REQUIRED TASK » How many lines in the material below contain the string "Keys"? Reply with the number alone.

ENTRIES PROVIDED »

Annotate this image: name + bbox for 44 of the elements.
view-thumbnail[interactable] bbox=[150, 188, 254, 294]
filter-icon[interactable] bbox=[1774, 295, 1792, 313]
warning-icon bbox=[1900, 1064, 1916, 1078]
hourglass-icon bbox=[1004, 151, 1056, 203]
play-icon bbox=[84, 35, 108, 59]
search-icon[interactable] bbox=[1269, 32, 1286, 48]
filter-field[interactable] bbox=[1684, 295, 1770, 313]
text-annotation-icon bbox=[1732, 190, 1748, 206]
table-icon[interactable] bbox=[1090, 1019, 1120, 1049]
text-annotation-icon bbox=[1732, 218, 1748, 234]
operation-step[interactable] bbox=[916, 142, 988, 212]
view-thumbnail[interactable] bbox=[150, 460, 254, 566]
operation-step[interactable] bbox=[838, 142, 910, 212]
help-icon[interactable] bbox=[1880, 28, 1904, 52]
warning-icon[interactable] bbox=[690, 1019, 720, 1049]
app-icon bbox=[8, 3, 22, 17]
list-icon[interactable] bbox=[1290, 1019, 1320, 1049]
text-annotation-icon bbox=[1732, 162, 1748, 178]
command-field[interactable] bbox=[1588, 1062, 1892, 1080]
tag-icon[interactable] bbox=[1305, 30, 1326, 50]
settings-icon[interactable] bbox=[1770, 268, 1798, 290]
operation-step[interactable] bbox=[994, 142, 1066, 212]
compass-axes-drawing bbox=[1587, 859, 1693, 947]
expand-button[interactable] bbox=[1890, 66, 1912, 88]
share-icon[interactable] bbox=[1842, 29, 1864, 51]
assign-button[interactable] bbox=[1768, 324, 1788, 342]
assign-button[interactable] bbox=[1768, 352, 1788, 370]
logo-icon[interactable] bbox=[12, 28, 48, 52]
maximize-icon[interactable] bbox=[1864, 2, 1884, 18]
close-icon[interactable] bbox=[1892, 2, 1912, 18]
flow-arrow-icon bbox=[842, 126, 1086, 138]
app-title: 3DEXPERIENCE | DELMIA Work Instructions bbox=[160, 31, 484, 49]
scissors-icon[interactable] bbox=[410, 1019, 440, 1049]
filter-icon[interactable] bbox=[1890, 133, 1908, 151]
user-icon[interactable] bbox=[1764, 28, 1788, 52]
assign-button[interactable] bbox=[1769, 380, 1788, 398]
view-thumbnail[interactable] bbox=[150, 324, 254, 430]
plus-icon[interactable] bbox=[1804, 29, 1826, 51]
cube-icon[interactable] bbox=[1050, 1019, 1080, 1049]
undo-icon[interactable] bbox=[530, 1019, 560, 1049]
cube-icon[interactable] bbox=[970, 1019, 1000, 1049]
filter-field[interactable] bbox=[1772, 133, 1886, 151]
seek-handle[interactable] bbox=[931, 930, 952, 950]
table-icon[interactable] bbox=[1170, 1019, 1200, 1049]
---
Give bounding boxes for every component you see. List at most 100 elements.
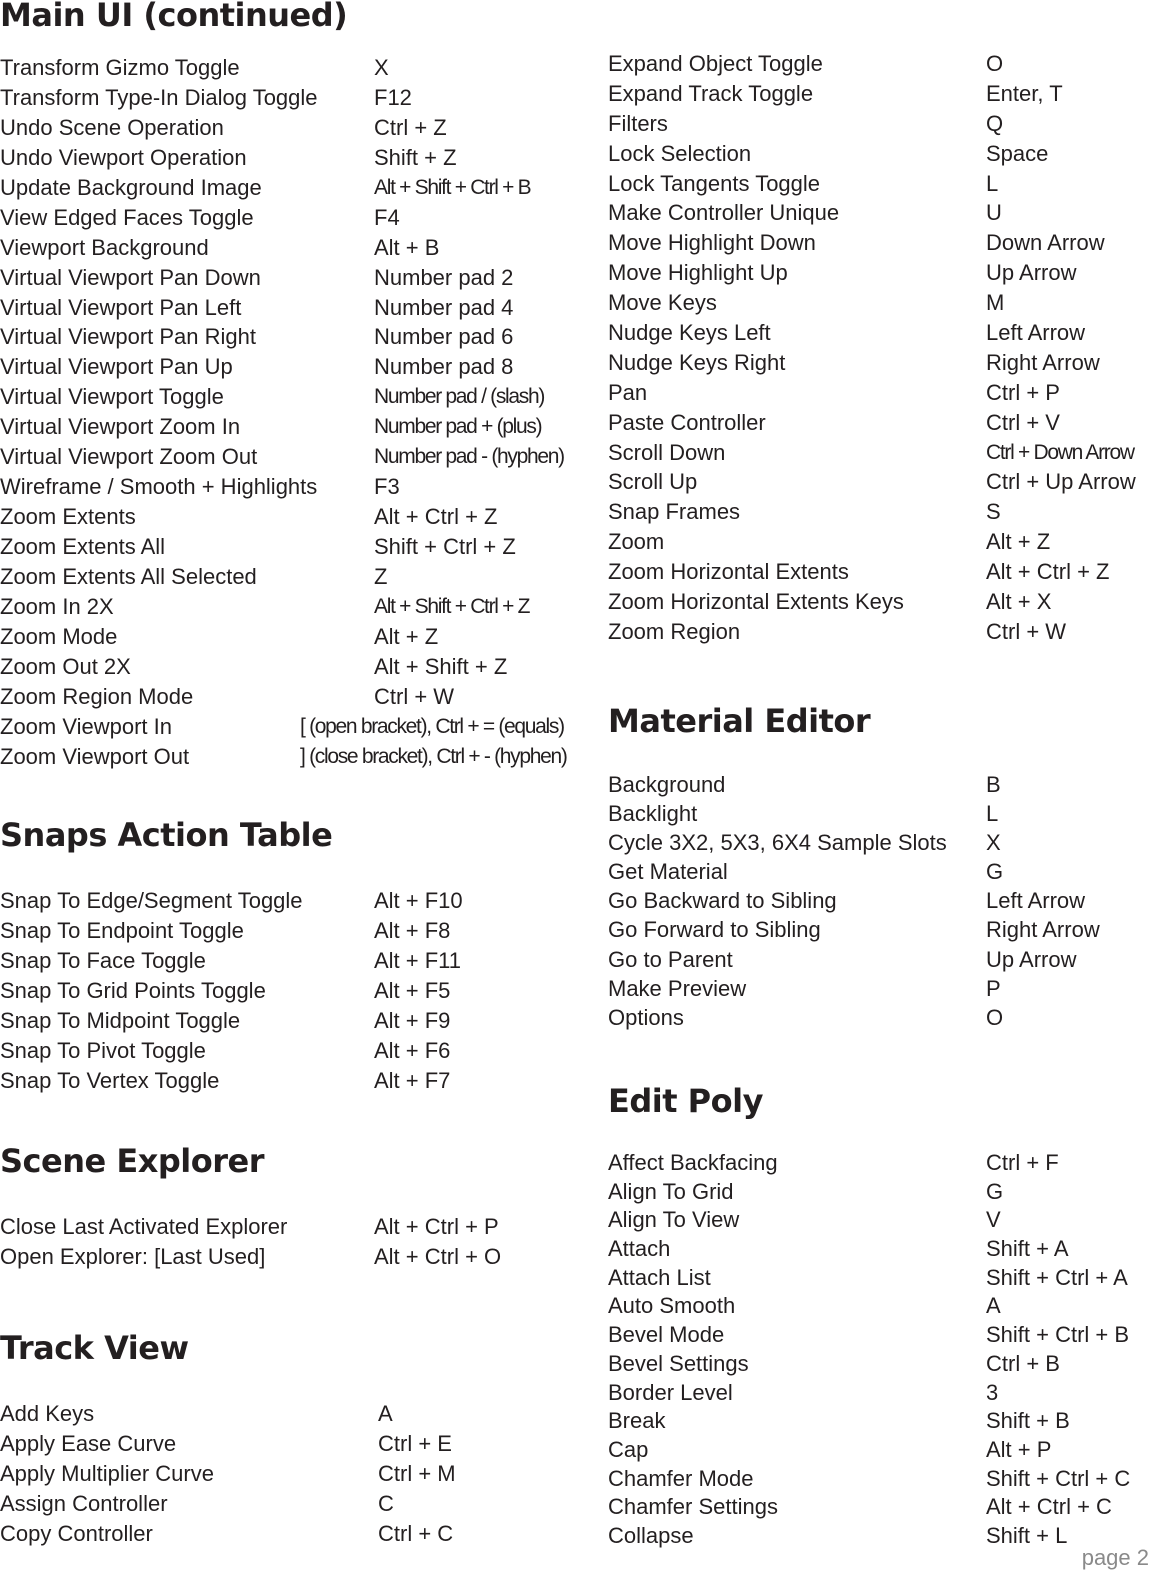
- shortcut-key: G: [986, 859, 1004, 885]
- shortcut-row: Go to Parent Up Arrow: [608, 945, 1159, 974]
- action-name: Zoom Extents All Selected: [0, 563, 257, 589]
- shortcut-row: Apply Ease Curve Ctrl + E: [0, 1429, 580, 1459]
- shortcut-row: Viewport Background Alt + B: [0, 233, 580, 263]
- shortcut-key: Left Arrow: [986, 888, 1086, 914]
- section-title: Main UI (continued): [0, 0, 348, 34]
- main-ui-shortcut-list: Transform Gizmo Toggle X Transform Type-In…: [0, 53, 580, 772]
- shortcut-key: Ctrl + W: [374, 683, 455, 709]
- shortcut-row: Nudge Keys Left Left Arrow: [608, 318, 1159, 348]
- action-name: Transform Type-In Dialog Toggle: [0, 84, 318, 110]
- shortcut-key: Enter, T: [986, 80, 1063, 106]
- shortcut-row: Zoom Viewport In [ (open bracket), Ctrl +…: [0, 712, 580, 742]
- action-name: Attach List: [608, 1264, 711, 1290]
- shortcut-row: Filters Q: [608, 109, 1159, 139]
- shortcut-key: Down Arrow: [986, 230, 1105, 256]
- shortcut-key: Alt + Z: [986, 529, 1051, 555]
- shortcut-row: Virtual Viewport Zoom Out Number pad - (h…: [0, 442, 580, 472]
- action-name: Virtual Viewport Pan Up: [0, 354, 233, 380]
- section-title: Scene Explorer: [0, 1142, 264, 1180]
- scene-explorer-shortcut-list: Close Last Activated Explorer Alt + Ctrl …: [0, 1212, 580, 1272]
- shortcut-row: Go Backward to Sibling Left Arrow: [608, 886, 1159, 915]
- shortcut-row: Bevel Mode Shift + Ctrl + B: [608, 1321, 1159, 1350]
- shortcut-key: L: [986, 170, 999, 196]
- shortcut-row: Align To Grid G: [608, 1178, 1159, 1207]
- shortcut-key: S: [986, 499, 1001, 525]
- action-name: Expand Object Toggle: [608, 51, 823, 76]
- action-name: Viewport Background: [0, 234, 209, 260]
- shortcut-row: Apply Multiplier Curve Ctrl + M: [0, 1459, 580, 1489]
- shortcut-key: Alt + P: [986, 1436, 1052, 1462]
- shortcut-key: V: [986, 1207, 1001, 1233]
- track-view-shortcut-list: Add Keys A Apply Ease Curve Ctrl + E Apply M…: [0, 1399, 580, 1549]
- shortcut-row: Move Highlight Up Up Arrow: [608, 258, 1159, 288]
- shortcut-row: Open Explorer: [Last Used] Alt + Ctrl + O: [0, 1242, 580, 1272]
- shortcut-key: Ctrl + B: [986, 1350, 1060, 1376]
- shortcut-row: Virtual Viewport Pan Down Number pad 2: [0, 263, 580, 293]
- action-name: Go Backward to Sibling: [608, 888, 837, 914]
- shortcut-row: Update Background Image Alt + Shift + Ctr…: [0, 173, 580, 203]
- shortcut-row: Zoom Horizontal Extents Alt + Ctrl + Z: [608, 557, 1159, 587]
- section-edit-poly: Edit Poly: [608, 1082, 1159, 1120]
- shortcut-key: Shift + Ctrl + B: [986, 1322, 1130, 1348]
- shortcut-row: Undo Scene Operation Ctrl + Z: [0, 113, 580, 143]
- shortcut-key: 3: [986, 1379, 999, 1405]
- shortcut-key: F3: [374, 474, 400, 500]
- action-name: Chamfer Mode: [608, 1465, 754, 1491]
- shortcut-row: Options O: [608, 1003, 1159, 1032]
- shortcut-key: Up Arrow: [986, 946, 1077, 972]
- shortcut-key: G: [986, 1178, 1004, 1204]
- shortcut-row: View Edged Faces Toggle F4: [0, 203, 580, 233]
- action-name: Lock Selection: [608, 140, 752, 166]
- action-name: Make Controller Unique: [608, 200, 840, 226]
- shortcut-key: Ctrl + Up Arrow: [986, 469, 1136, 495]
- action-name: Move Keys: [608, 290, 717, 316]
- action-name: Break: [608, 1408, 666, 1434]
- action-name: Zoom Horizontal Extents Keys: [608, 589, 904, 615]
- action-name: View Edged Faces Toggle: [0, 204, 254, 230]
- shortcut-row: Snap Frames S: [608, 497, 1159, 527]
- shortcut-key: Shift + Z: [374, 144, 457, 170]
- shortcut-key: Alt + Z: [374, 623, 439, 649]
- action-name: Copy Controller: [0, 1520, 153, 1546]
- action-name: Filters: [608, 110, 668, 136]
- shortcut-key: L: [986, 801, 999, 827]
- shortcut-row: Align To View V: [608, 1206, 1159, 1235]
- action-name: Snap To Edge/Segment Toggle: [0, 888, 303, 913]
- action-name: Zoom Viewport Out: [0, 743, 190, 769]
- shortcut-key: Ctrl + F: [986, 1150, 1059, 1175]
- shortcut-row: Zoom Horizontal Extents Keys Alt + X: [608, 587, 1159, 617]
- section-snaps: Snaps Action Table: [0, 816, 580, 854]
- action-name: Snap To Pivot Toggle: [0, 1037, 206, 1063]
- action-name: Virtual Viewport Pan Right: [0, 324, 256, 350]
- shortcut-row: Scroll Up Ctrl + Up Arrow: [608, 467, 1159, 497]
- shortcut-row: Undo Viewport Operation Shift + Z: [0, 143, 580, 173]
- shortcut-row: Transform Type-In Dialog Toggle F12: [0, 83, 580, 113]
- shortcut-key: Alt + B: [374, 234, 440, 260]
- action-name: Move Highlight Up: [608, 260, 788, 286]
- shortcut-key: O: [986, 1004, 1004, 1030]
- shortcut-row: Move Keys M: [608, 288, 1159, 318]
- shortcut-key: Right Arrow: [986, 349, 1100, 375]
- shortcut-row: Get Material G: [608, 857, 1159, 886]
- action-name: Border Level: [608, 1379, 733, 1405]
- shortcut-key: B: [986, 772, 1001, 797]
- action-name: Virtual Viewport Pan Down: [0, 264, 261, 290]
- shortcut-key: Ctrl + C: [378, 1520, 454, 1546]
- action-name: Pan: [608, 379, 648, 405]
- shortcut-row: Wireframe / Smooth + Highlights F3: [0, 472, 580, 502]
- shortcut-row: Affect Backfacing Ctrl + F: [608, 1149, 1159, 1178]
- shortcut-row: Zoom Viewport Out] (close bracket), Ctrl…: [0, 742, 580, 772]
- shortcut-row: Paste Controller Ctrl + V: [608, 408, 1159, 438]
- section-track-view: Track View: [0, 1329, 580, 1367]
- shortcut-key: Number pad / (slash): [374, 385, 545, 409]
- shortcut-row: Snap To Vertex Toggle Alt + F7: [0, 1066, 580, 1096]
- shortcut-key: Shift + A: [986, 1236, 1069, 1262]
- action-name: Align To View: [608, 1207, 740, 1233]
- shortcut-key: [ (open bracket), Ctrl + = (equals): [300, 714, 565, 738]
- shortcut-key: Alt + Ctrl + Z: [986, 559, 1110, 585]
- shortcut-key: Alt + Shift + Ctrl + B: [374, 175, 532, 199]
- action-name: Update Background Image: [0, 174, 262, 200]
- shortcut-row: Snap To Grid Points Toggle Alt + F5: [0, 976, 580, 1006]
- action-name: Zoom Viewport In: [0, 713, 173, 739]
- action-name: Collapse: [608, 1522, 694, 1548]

COMPLETED TASK » 6